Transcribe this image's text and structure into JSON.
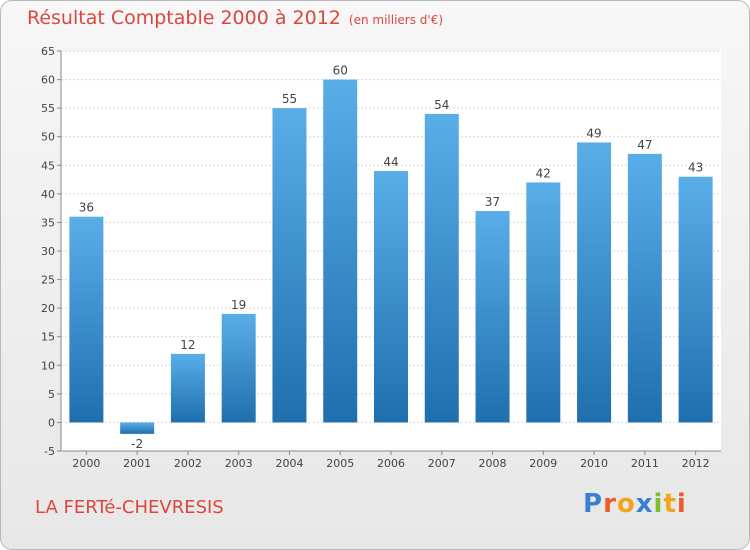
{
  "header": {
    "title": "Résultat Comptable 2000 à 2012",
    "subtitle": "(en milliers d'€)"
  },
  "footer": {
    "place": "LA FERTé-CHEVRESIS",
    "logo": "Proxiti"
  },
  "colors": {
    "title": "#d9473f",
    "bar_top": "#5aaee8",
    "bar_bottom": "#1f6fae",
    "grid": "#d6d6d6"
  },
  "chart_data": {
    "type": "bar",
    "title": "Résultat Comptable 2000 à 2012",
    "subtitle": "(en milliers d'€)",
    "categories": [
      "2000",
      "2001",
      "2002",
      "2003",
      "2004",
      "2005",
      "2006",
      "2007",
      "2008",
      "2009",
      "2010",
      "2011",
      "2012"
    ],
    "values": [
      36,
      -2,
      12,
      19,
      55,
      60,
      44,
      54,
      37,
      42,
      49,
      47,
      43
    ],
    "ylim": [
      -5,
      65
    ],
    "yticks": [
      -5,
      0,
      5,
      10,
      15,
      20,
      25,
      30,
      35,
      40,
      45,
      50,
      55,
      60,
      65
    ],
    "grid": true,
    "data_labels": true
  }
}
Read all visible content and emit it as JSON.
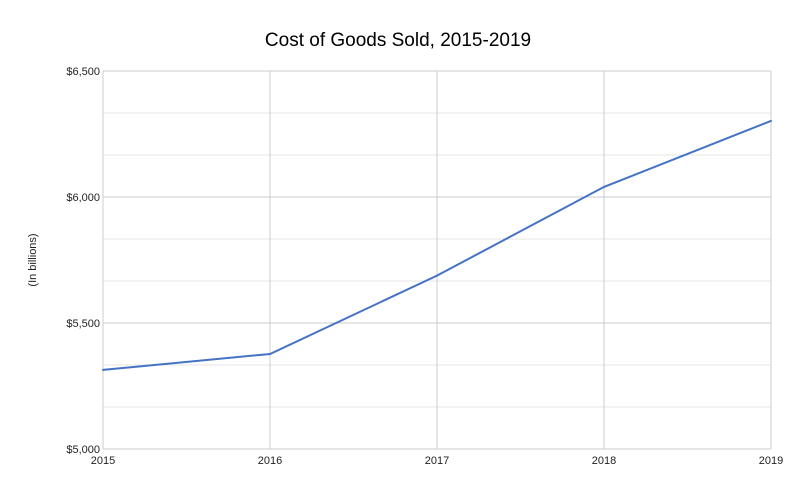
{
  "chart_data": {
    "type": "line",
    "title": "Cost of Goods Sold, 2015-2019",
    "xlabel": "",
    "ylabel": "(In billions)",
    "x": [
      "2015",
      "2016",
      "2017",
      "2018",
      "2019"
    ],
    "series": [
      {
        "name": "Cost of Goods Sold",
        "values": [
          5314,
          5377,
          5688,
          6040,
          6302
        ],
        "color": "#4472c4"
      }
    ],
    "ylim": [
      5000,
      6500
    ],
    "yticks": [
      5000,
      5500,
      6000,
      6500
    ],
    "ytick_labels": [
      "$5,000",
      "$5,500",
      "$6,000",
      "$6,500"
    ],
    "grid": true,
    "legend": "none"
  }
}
• • • •
Direction: Count every line of the records that holds the string "milliers". Write only the total.

Result of the task: 2